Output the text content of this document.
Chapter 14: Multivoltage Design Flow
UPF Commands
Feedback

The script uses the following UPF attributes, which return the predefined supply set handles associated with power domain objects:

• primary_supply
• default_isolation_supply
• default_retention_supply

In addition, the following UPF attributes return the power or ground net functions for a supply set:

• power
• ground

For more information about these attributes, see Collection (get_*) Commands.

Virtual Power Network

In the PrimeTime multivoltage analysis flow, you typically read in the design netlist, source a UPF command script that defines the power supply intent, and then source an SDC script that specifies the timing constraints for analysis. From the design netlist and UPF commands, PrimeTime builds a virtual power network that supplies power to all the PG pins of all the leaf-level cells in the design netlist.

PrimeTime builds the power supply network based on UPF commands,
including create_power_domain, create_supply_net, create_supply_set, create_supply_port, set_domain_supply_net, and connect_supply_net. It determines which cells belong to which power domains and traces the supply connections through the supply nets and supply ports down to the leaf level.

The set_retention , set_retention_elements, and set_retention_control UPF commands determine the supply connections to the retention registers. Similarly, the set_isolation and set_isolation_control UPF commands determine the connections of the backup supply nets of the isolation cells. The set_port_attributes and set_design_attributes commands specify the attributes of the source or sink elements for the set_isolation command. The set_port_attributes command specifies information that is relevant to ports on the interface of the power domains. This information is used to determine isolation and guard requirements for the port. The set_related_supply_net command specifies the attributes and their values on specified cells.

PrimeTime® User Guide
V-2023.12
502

### TO DO:
Output the complete data exactly as written.

### EXERCISE OUTPUT:
Output the text content of this document.
Chapter 14: Multivoltage Design Flow
UPF Commands
Feedback

The script uses the following UPF attributes, which return the predefined supply set handles associated with power domain objects:

• primary_supply
• default_isolation_supply
• default_retention_supply

In addition, the following UPF attributes return the power or ground net functions for a supply set:

• power
• ground

For more information about these attributes, see Collection (get_*) Commands.

Virtual Power Network

In the PrimeTime multivoltage analysis flow, you typically read in the design netlist, source a UPF command script that defines the power supply intent, and then source an SDC script that specifies the timing constraints for analysis. From the design netlist and UPF commands, PrimeTime builds a virtual power network that supplies power to all the PG pins of all the leaf-level cells in the design netlist.

PrimeTime builds the power supply network based on UPF commands,
including create_power_domain, create_supply_net, create_supply_set, create_supply_port, set_domain_supply_net, and connect_supply_net. It determines which cells belong to which power domains and traces the supply connections through the supply nets and supply ports down to the leaf level.

The set_retention , set_retention_elements, and set_retention_control UPF commands determine the supply connections to the retention registers. Similarly, the set_isolation and set_isolation_control UPF commands determine the connections of the backup supply nets of the isolation cells. The set_port_attributes and set_design_attributes commands specify the attributes of the source or sink elements for the set_isolation command. The set_port_attributes command specifies information that is relevant to ports on the interface of the power domains. This information is used to determine isolation and guard requirements for the port. The set_related_supply_net command specifies the attributes and their values on specified cells.

PrimeTime® User Guide
V-2023.12
502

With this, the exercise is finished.